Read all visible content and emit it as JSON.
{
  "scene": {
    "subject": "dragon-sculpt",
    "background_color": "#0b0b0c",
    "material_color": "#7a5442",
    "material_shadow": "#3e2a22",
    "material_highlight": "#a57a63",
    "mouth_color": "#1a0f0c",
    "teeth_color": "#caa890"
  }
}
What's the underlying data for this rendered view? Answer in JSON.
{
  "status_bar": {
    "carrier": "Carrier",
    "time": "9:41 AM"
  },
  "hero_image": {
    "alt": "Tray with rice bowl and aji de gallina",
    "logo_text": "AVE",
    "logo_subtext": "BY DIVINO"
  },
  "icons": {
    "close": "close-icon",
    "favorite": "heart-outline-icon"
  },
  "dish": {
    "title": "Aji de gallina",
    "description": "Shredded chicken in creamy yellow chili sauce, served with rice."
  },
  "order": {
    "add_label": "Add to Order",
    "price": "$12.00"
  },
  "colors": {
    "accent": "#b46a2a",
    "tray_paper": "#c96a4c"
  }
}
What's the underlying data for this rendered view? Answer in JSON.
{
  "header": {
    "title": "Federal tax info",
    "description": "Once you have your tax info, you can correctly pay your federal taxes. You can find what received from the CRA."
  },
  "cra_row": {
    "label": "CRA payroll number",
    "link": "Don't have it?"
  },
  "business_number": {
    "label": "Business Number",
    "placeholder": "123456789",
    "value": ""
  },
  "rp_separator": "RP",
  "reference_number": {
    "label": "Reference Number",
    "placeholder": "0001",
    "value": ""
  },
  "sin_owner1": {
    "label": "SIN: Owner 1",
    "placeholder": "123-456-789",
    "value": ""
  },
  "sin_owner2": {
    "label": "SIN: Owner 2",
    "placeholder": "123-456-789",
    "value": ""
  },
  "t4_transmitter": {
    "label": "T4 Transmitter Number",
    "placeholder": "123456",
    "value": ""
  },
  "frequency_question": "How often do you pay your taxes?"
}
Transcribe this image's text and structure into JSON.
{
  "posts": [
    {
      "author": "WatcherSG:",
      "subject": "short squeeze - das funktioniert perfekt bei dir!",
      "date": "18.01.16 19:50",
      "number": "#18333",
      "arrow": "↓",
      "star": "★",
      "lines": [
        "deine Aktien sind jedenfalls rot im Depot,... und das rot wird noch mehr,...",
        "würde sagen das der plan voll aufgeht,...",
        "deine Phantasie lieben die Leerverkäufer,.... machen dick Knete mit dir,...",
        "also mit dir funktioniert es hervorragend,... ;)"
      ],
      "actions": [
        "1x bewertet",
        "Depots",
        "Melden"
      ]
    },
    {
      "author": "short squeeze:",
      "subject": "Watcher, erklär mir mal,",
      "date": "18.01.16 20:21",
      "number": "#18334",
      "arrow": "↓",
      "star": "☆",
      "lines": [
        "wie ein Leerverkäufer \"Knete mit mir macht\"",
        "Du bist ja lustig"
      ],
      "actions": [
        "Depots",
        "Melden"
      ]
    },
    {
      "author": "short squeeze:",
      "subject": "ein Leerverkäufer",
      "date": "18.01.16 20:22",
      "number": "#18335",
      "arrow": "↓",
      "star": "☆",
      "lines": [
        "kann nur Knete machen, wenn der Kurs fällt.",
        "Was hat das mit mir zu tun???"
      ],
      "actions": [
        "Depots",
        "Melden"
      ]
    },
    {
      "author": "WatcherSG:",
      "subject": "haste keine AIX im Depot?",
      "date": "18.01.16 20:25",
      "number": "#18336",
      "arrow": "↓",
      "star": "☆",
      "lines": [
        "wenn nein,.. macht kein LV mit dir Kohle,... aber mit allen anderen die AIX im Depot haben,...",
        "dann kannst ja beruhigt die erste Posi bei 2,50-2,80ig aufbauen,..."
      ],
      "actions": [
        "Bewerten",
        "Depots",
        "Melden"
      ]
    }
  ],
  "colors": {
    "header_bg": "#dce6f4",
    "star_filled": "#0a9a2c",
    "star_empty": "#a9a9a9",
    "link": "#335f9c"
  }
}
= = = =
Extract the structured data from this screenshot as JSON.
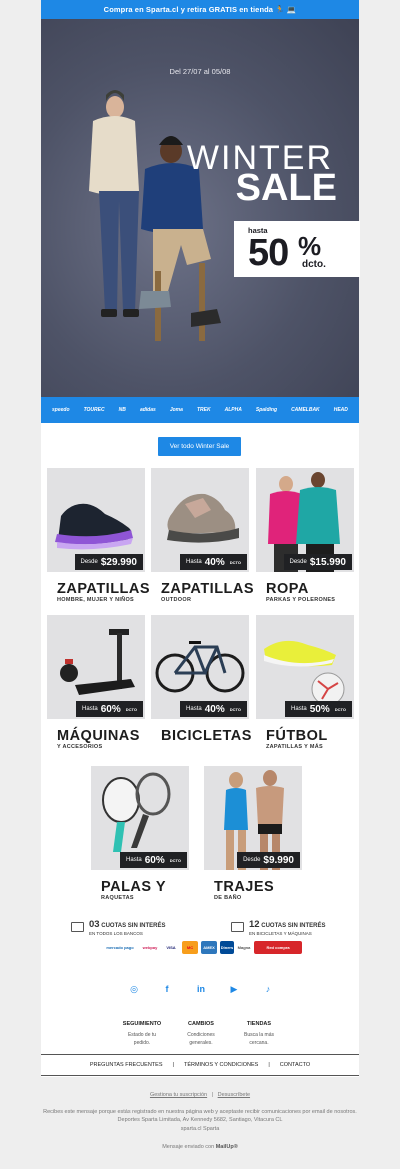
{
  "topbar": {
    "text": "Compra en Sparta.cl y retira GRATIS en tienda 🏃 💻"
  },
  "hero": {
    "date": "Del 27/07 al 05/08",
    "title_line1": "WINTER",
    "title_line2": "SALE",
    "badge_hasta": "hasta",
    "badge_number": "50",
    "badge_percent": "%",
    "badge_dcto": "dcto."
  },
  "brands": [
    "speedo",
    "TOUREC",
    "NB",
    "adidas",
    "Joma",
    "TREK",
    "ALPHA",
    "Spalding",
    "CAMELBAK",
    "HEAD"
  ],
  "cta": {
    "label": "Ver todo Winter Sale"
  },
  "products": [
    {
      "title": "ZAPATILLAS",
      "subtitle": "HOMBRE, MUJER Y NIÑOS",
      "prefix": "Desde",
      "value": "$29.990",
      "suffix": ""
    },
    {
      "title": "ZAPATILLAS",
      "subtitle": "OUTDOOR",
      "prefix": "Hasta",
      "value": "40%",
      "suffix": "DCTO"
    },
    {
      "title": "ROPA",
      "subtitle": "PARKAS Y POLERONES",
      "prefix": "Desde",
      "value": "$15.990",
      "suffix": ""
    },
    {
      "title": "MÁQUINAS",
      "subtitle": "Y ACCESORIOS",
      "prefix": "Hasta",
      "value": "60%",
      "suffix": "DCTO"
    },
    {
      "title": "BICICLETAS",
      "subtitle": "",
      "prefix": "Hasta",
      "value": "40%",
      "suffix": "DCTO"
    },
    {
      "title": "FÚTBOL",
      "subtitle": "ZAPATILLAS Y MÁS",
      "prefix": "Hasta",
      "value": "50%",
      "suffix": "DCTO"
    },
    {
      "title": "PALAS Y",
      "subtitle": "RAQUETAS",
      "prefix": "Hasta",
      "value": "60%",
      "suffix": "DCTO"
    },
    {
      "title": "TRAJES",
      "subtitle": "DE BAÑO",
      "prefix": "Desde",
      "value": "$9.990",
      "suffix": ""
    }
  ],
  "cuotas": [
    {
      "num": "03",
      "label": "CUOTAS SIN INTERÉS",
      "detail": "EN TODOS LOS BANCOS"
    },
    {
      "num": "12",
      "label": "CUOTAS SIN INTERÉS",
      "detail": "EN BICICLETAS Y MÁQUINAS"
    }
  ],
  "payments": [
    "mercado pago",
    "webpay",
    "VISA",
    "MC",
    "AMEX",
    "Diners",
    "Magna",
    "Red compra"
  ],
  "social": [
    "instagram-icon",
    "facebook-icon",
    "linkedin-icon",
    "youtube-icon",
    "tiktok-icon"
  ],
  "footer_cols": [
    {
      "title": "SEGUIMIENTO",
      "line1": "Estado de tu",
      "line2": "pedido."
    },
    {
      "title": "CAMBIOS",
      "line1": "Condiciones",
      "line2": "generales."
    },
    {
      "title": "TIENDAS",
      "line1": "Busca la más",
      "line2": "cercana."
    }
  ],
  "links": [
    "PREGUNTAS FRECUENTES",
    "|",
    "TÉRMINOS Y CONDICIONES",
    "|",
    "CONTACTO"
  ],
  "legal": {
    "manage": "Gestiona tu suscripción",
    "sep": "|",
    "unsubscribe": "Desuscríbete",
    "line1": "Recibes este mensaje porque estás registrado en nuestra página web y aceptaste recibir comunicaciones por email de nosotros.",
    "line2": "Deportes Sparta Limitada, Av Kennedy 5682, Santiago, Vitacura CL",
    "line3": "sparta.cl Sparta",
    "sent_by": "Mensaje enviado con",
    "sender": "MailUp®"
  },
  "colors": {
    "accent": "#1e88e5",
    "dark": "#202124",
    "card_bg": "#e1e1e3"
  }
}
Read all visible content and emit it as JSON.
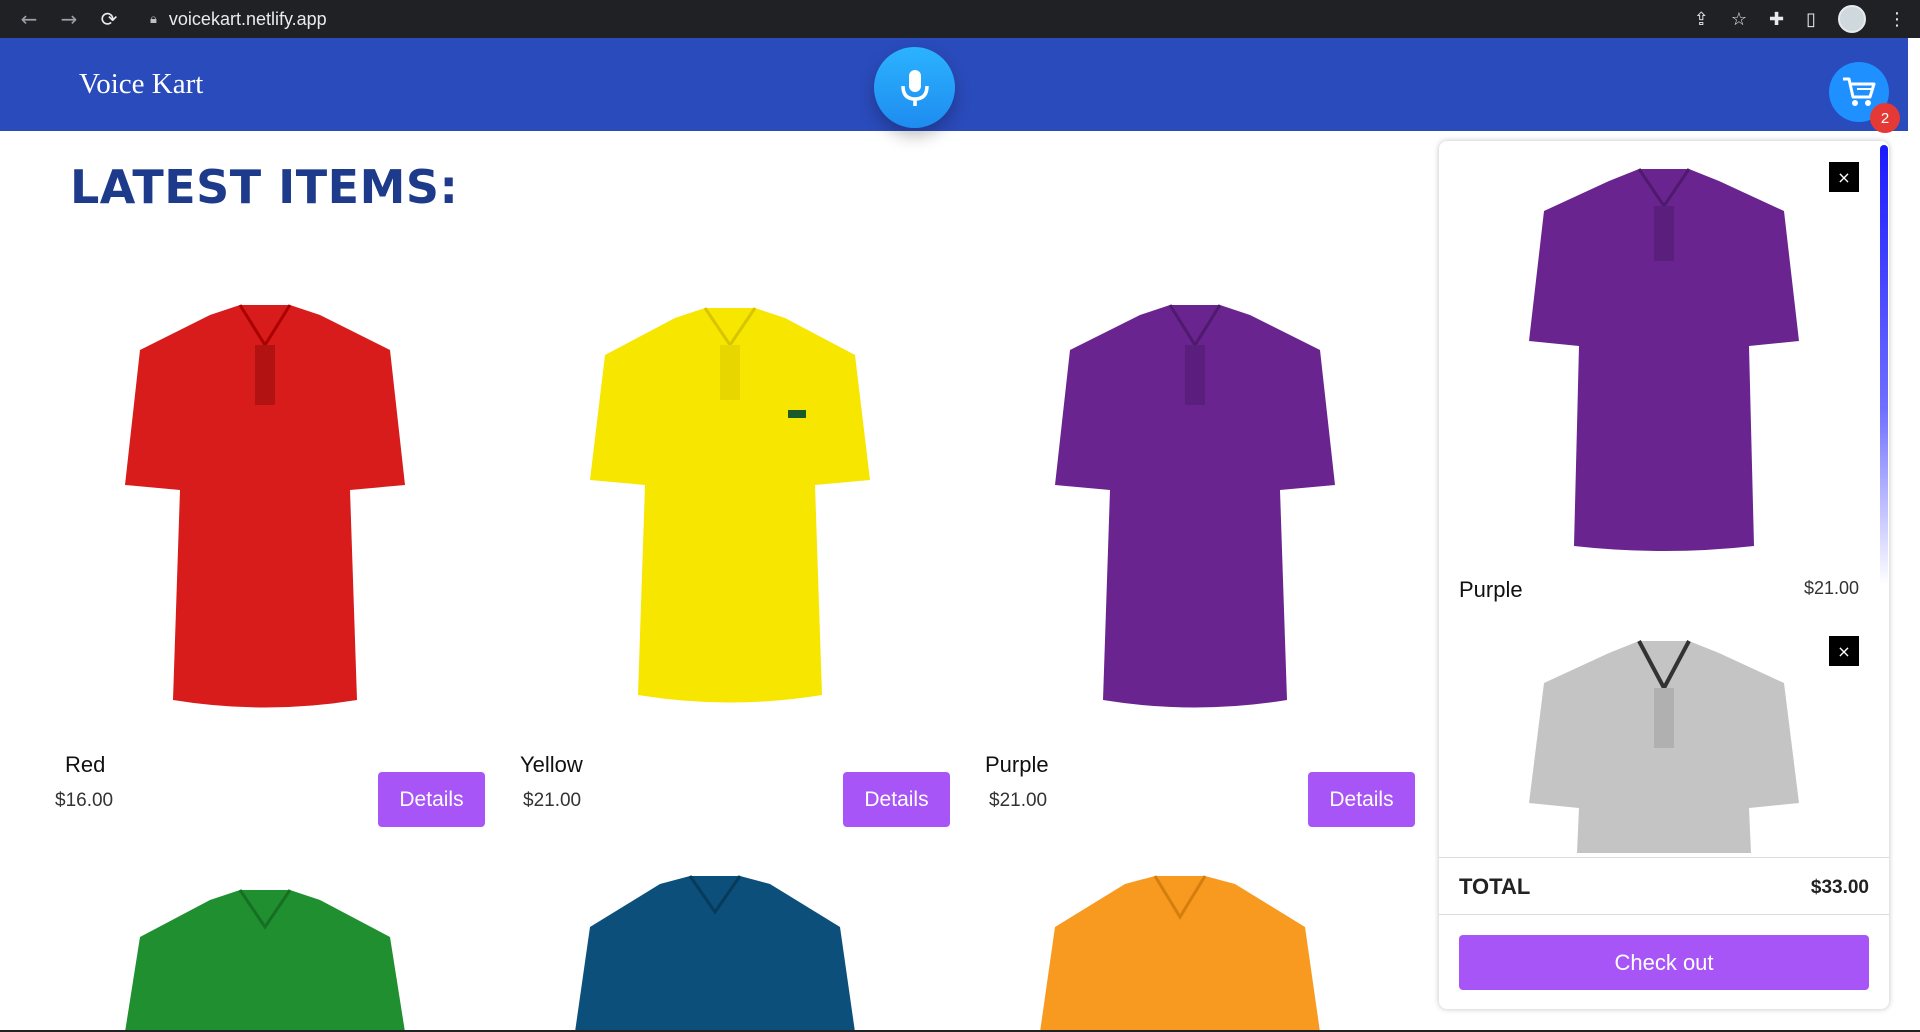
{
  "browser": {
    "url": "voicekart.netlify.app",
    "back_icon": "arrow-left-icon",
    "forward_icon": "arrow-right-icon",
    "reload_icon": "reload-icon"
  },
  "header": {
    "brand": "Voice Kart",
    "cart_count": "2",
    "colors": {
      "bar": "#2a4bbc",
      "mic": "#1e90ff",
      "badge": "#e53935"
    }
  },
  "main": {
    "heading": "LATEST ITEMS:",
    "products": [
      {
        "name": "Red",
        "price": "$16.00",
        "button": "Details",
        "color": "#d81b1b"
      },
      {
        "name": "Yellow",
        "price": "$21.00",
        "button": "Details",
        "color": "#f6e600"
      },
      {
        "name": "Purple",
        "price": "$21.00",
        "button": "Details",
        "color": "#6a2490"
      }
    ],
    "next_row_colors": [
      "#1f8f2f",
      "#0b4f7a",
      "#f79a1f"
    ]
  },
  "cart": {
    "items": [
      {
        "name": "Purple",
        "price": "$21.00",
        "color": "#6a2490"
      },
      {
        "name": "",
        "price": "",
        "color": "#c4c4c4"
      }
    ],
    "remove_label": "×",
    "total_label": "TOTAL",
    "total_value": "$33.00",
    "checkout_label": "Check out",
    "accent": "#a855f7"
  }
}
= = = =
_TO DO:_
Reply with one number only, the count of lines above that hold the string "description".

_RESULT BELOW:_
2